**Brief**
Look through the data below. Collect every line where the word "Josef" occurs.

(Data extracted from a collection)
· · ·
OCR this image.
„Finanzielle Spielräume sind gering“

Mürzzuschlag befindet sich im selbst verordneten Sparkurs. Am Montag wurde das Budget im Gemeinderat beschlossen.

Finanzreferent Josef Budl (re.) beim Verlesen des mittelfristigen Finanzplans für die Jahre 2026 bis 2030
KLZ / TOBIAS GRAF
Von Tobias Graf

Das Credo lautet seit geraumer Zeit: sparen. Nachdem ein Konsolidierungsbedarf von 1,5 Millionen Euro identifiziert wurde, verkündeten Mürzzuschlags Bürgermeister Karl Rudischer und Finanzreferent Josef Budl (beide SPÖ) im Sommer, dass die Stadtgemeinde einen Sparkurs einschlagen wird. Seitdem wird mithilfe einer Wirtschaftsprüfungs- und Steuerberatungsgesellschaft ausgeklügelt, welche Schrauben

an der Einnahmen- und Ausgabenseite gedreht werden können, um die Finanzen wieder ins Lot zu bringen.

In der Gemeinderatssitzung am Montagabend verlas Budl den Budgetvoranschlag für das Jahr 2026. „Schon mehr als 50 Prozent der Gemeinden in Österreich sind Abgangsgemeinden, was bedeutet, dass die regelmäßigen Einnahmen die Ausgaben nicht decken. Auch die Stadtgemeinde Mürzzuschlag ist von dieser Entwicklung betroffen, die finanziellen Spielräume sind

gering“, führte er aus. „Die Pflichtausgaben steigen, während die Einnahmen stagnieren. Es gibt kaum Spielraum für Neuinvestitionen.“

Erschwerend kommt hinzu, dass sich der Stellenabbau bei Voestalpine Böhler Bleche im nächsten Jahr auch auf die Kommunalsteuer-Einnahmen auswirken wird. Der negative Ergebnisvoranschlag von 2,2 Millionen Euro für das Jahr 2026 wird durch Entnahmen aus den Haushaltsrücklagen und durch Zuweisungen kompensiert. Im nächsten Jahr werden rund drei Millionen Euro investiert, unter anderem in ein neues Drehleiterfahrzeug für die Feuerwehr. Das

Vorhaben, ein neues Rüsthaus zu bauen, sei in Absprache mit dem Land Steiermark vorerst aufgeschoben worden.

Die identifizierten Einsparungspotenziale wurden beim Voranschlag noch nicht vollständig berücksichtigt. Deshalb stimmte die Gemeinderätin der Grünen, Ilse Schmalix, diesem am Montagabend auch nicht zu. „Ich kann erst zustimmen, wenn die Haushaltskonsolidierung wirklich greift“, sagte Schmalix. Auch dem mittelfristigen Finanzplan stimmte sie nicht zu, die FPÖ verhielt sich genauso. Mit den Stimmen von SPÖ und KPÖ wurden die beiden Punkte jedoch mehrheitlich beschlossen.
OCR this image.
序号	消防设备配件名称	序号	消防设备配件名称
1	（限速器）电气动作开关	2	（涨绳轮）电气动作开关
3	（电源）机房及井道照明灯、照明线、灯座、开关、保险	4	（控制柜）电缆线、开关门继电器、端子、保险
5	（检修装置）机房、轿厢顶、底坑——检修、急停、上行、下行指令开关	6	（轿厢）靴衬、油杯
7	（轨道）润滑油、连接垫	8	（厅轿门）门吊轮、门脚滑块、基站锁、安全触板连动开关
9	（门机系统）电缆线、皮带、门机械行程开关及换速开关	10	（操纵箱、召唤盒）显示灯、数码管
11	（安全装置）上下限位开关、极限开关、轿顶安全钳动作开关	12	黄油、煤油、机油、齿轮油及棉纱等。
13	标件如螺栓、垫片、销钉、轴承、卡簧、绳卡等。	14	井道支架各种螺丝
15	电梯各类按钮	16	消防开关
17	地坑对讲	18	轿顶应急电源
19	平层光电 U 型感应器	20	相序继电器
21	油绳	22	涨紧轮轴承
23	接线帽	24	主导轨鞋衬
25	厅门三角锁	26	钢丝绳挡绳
· · ·
**In response**
Finanzreferent Josef Budl (re.) beim Verlesen des mittelfristigen Finanzplans für die Jahre 2026 bis 2030
Das Credo lautet seit geraumer Zeit: sparen. Nachdem ein Konsolidierungsbedarf von 1,5 Millionen Euro identifiziert wurde, verkündeten Mürzzuschlags Bürgermeister Karl Rudischer und Finanzreferent Josef Budl (beide SPÖ) im Sommer, dass die Stadtgemeinde einen Sparkurs einschlagen wird. Seitdem wird mithilfe einer Wirtschaftsprüfungs- und Steuerberatungsgesellschaft ausgeklügelt, welche Schrauben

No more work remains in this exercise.